Rows from a dataset
::::::::
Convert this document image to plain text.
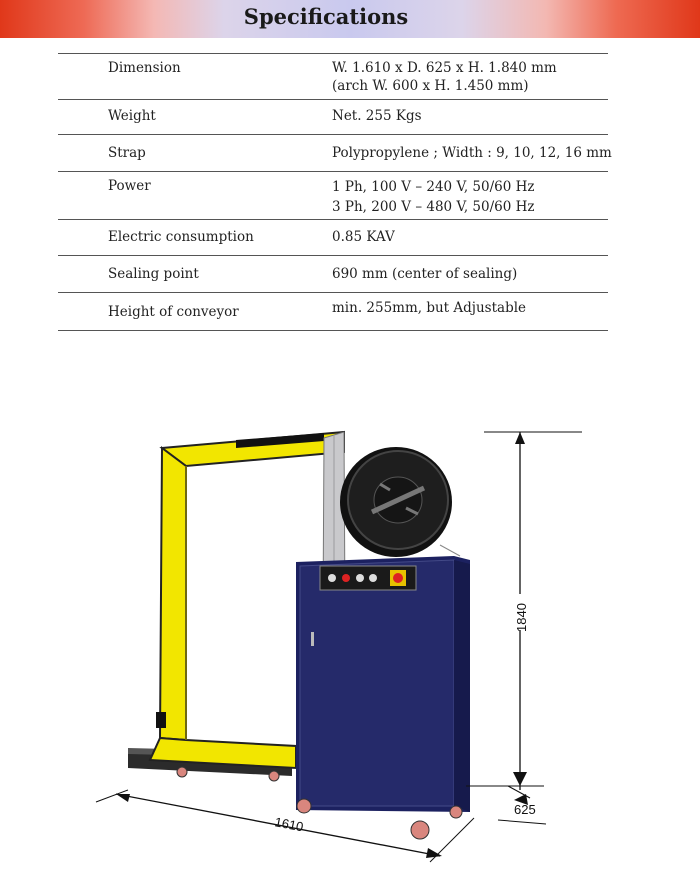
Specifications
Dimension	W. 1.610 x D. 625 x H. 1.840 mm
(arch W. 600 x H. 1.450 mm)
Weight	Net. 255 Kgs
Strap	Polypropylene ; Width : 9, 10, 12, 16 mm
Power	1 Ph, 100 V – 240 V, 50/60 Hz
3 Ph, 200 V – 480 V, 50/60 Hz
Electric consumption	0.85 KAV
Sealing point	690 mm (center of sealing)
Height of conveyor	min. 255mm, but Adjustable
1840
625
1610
::::::::
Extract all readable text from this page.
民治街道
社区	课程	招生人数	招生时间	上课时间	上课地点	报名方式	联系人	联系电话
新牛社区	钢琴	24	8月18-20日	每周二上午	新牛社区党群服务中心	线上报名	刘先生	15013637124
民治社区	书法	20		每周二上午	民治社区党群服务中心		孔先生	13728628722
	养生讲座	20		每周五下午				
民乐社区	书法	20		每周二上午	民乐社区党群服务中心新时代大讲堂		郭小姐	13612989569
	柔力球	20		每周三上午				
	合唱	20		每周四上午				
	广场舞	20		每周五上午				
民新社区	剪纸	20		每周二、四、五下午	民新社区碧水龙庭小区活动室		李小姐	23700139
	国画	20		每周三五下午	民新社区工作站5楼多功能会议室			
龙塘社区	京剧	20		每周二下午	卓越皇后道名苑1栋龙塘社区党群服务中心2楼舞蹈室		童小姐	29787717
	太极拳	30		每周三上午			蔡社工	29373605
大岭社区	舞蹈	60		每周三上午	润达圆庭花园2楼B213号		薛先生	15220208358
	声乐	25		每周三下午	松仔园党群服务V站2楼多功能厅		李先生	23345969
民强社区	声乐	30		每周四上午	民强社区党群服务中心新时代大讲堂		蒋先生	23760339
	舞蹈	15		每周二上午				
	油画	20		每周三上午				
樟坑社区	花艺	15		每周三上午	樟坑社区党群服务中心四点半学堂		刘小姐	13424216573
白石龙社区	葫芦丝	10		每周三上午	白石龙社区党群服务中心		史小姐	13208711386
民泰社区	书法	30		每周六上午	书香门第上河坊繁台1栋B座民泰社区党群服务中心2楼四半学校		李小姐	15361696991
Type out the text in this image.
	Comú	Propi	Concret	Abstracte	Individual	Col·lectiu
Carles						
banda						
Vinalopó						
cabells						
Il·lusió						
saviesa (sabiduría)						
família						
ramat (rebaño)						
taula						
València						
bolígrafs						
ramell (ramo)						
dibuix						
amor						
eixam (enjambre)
::::::::
Among the records above, find each line holding the string "每周二上午" and pull it out.

新牛社区	钢琴	24	8月18-20日	每周二上午	新牛社区党群服务中心	线上报名	刘先生	15013637124
民治社区	书法	20		每周二上午	民治社区党群服务中心		孔先生	13728628722
民乐社区	书法	20		每周二上午	民乐社区党群服务中心新时代大讲堂		郭小姐	13612989569
	舞蹈	15		每周二上午				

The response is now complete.